**Problem to work on**
Transcribe each line of the material as it is, and drop any picture.

** begin **

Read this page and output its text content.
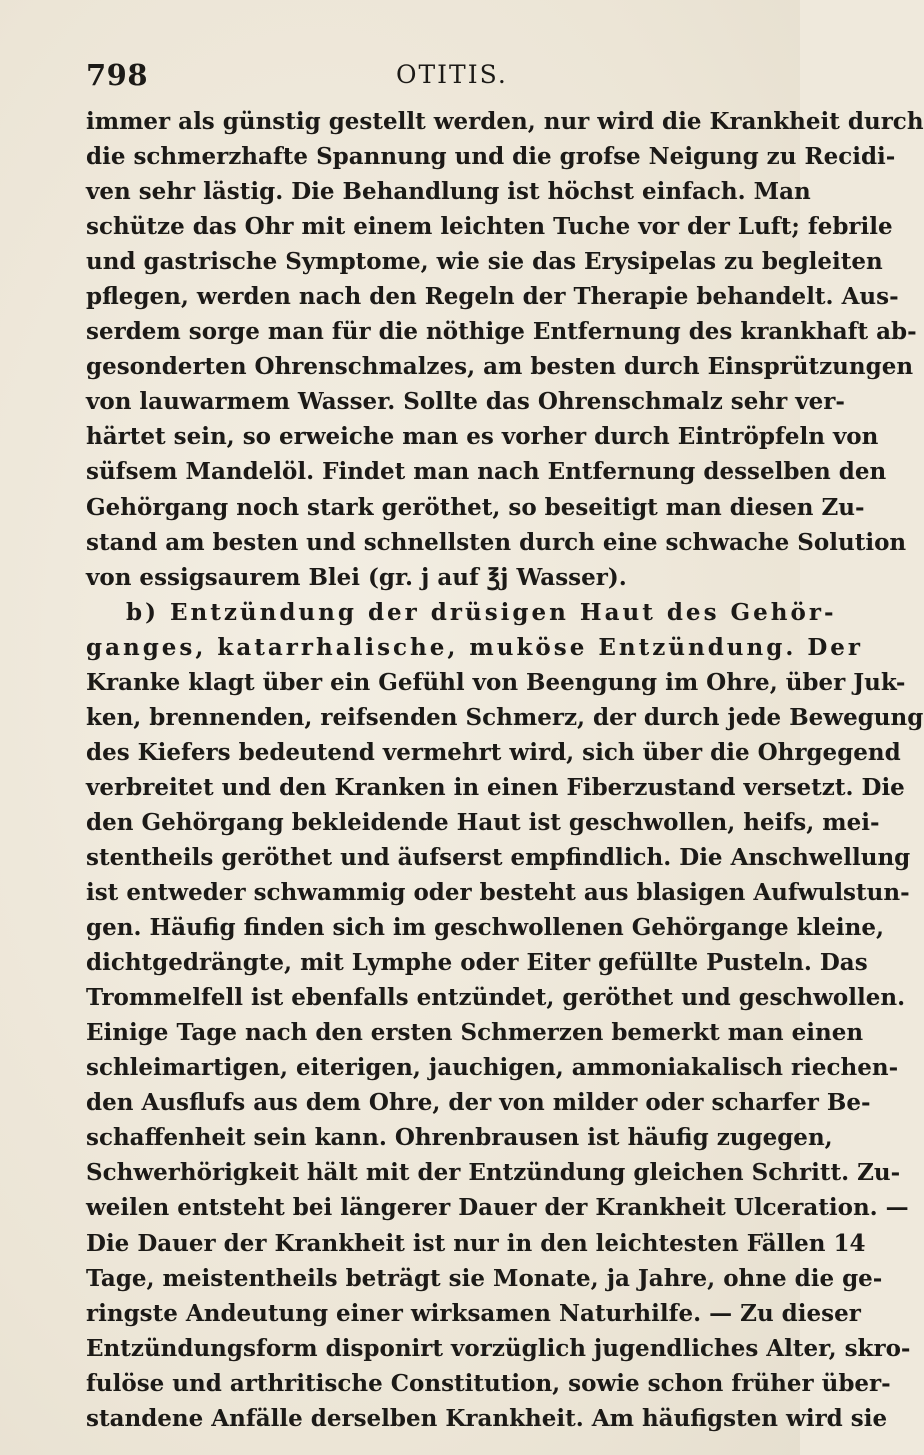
798	OTITIS.
immer als günstig gestellt werden, nur wird die Krankheit durch
die schmerzhafte Spannung und die grofse Neigung zu Recidi-
ven sehr lästig. Die Behandlung ist höchst einfach. Man
schütze das Ohr mit einem leichten Tuche vor der Luft; febrile
und gastrische Symptome, wie sie das Erysipelas zu begleiten
pflegen, werden nach den Regeln der Therapie behandelt. Aus-
serdem sorge man für die nöthige Entfernung des krankhaft ab-
gesonderten Ohrenschmalzes, am besten durch Einsprützungen
von lauwarmem Wasser. Sollte das Ohrenschmalz sehr ver-
härtet sein, so erweiche man es vorher durch Eintröpfeln von
süfsem Mandelöl. Findet man nach Entfernung desselben den
Gehörgang noch stark geröthet, so beseitigt man diesen Zu-
stand am besten und schnellsten durch eine schwache Solution
von essigsaurem Blei (gr. j auf ℥j Wasser).
b) Entzündung der drüsigen Haut des Gehör-
ganges, katarrhalische, muköse Entzündung. Der
Kranke klagt über ein Gefühl von Beengung im Ohre, über Juk-
ken, brennenden, reifsenden Schmerz, der durch jede Bewegung
des Kiefers bedeutend vermehrt wird, sich über die Ohrgegend
verbreitet und den Kranken in einen Fiberzustand versetzt. Die
den Gehörgang bekleidende Haut ist geschwollen, heifs, mei-
stentheils geröthet und äufserst empfindlich. Die Anschwellung
ist entweder schwammig oder besteht aus blasigen Aufwulstun-
gen. Häufig finden sich im geschwollenen Gehörgange kleine,
dichtgedrängte, mit Lymphe oder Eiter gefüllte Pusteln. Das
Trommelfell ist ebenfalls entzündet, geröthet und geschwollen.
Einige Tage nach den ersten Schmerzen bemerkt man einen
schleimartigen, eiterigen, jauchigen, ammoniakalisch riechen-
den Ausflufs aus dem Ohre, der von milder oder scharfer Be-
schaffenheit sein kann. Ohrenbrausen ist häufig zugegen,
Schwerhörigkeit hält mit der Entzündung gleichen Schritt. Zu-
weilen entsteht bei längerer Dauer der Krankheit Ulceration. —
Die Dauer der Krankheit ist nur in den leichtesten Fällen 14
Tage, meistentheils beträgt sie Monate, ja Jahre, ohne die ge-
ringste Andeutung einer wirksamen Naturhilfe. — Zu dieser
Entzündungsform disponirt vorzüglich jugendliches Alter, skro-
fulöse und arthritische Constitution, sowie schon früher über-
standene Anfälle derselben Krankheit. Am häufigsten wird sie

** end **

**Written response**
Read this page and output its text content.
798	OTITIS.
immer als günstig gestellt werden, nur wird die Krankheit durch
die schmerzhafte Spannung und die grofse Neigung zu Recidi-
ven sehr lästig. Die Behandlung ist höchst einfach. Man
schütze das Ohr mit einem leichten Tuche vor der Luft; febrile
und gastrische Symptome, wie sie das Erysipelas zu begleiten
pflegen, werden nach den Regeln der Therapie behandelt. Aus-
serdem sorge man für die nöthige Entfernung des krankhaft ab-
gesonderten Ohrenschmalzes, am besten durch Einsprützungen
von lauwarmem Wasser. Sollte das Ohrenschmalz sehr ver-
härtet sein, so erweiche man es vorher durch Eintröpfeln von
süfsem Mandelöl. Findet man nach Entfernung desselben den
Gehörgang noch stark geröthet, so beseitigt man diesen Zu-
stand am besten und schnellsten durch eine schwache Solution
von essigsaurem Blei (gr. j auf ℥j Wasser).
b) Entzündung der drüsigen Haut des Gehör-
ganges, katarrhalische, muköse Entzündung. Der
Kranke klagt über ein Gefühl von Beengung im Ohre, über Juk-
ken, brennenden, reifsenden Schmerz, der durch jede Bewegung
des Kiefers bedeutend vermehrt wird, sich über die Ohrgegend
verbreitet und den Kranken in einen Fiberzustand versetzt. Die
den Gehörgang bekleidende Haut ist geschwollen, heifs, mei-
stentheils geröthet und äufserst empfindlich. Die Anschwellung
ist entweder schwammig oder besteht aus blasigen Aufwulstun-
gen. Häufig finden sich im geschwollenen Gehörgange kleine,
dichtgedrängte, mit Lymphe oder Eiter gefüllte Pusteln. Das
Trommelfell ist ebenfalls entzündet, geröthet und geschwollen.
Einige Tage nach den ersten Schmerzen bemerkt man einen
schleimartigen, eiterigen, jauchigen, ammoniakalisch riechen-
den Ausflufs aus dem Ohre, der von milder oder scharfer Be-
schaffenheit sein kann. Ohrenbrausen ist häufig zugegen,
Schwerhörigkeit hält mit der Entzündung gleichen Schritt. Zu-
weilen entsteht bei längerer Dauer der Krankheit Ulceration. —
Die Dauer der Krankheit ist nur in den leichtesten Fällen 14
Tage, meistentheils beträgt sie Monate, ja Jahre, ohne die ge-
ringste Andeutung einer wirksamen Naturhilfe. — Zu dieser
Entzündungsform disponirt vorzüglich jugendliches Alter, skro-
fulöse und arthritische Constitution, sowie schon früher über-
standene Anfälle derselben Krankheit. Am häufigsten wird sie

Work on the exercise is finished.